Recorded data:

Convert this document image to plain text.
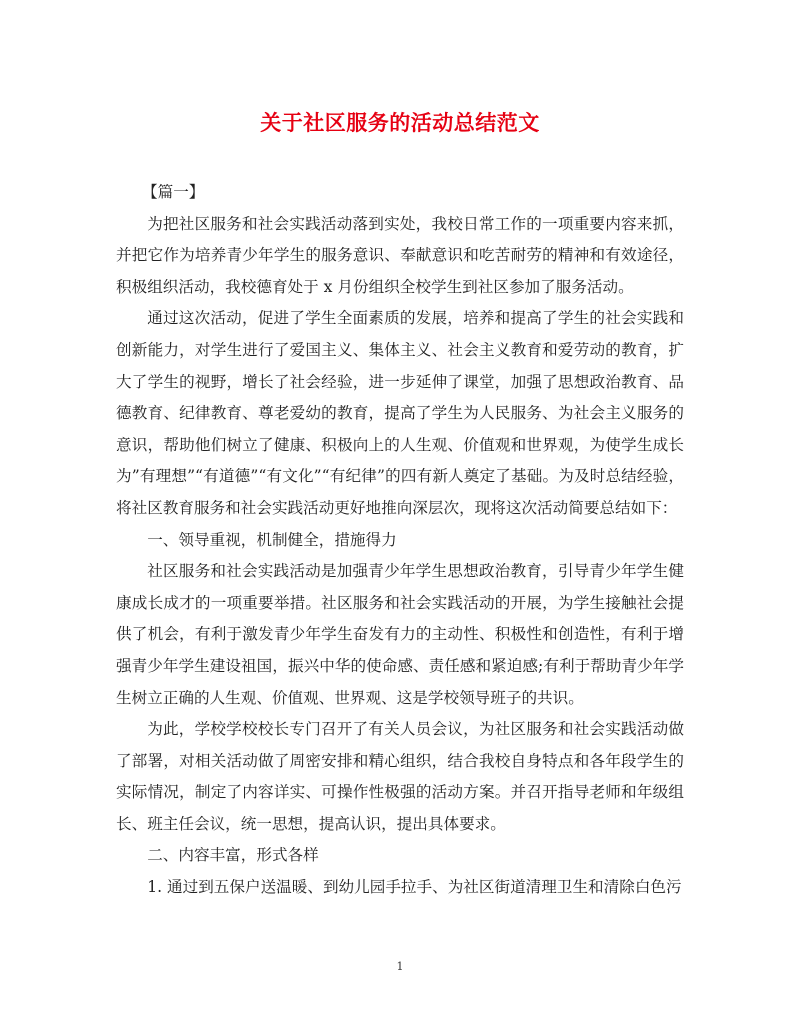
关于社区服务的活动总结范文

【篇一】

为把社区服务和社会实践活动落到实处，我校日常工作的一项重要内容来抓，并把它作为培养青少年学生的服务意识、奉献意识和吃苦耐劳的精神和有效途径，积极组织活动，我校德育处于 x 月份组织全校学生到社区参加了服务活动。

通过这次活动，促进了学生全面素质的发展，培养和提高了学生的社会实践和创新能力，对学生进行了爱国主义、集体主义、社会主义教育和爱劳动的教育，扩大了学生的视野，增长了社会经验，进一步延伸了课堂，加强了思想政治教育、品德教育、纪律教育、尊老爱幼的教育，提高了学生为人民服务、为社会主义服务的意识，帮助他们树立了健康、积极向上的人生观、价值观和世界观，为使学生成长为”有理想”“有道德”“有文化”“有纪律”的四有新人奠定了基础。为及时总结经验，将社区教育服务和社会实践活动更好地推向深层次，现将这次活动简要总结如下：

一、领导重视，机制健全，措施得力

社区服务和社会实践活动是加强青少年学生思想政治教育，引导青少年学生健康成长成才的一项重要举措。社区服务和社会实践活动的开展，为学生接触社会提供了机会，有利于激发青少年学生奋发有力的主动性、积极性和创造性，有利于增强青少年学生建设祖国，振兴中华的使命感、责任感和紧迫感;有利于帮助青少年学生树立正确的人生观、价值观、世界观、这是学校领导班子的共识。

为此，学校学校校长专门召开了有关人员会议，为社区服务和社会实践活动做了部署，对相关活动做了周密安排和精心组织，结合我校自身特点和各年段学生的实际情况，制定了内容详实、可操作性极强的活动方案。并召开指导老师和年级组长、班主任会议，统一思想，提高认识，提出具体要求。

二、内容丰富，形式各样

1. 通过到五保户送温暖、到幼儿园手拉手、为社区街道清理卫生和清除白色污

1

◆ **Exercise task**
Retype all entries exactly as they appear, dropping the images.

◆ **Correct output**
Convert this document image to plain text.
关于社区服务的活动总结范文

【篇一】

为把社区服务和社会实践活动落到实处，我校日常工作的一项重要内容来抓，并把它作为培养青少年学生的服务意识、奉献意识和吃苦耐劳的精神和有效途径，积极组织活动，我校德育处于 x 月份组织全校学生到社区参加了服务活动。

通过这次活动，促进了学生全面素质的发展，培养和提高了学生的社会实践和创新能力，对学生进行了爱国主义、集体主义、社会主义教育和爱劳动的教育，扩大了学生的视野，增长了社会经验，进一步延伸了课堂，加强了思想政治教育、品德教育、纪律教育、尊老爱幼的教育，提高了学生为人民服务、为社会主义服务的意识，帮助他们树立了健康、积极向上的人生观、价值观和世界观，为使学生成长为”有理想”“有道德”“有文化”“有纪律”的四有新人奠定了基础。为及时总结经验，将社区教育服务和社会实践活动更好地推向深层次，现将这次活动简要总结如下：

一、领导重视，机制健全，措施得力

社区服务和社会实践活动是加强青少年学生思想政治教育，引导青少年学生健康成长成才的一项重要举措。社区服务和社会实践活动的开展，为学生接触社会提供了机会，有利于激发青少年学生奋发有力的主动性、积极性和创造性，有利于增强青少年学生建设祖国，振兴中华的使命感、责任感和紧迫感;有利于帮助青少年学生树立正确的人生观、价值观、世界观、这是学校领导班子的共识。

为此，学校学校校长专门召开了有关人员会议，为社区服务和社会实践活动做了部署，对相关活动做了周密安排和精心组织，结合我校自身特点和各年段学生的实际情况，制定了内容详实、可操作性极强的活动方案。并召开指导老师和年级组长、班主任会议，统一思想，提高认识，提出具体要求。

二、内容丰富，形式各样

1. 通过到五保户送温暖、到幼儿园手拉手、为社区街道清理卫生和清除白色污

1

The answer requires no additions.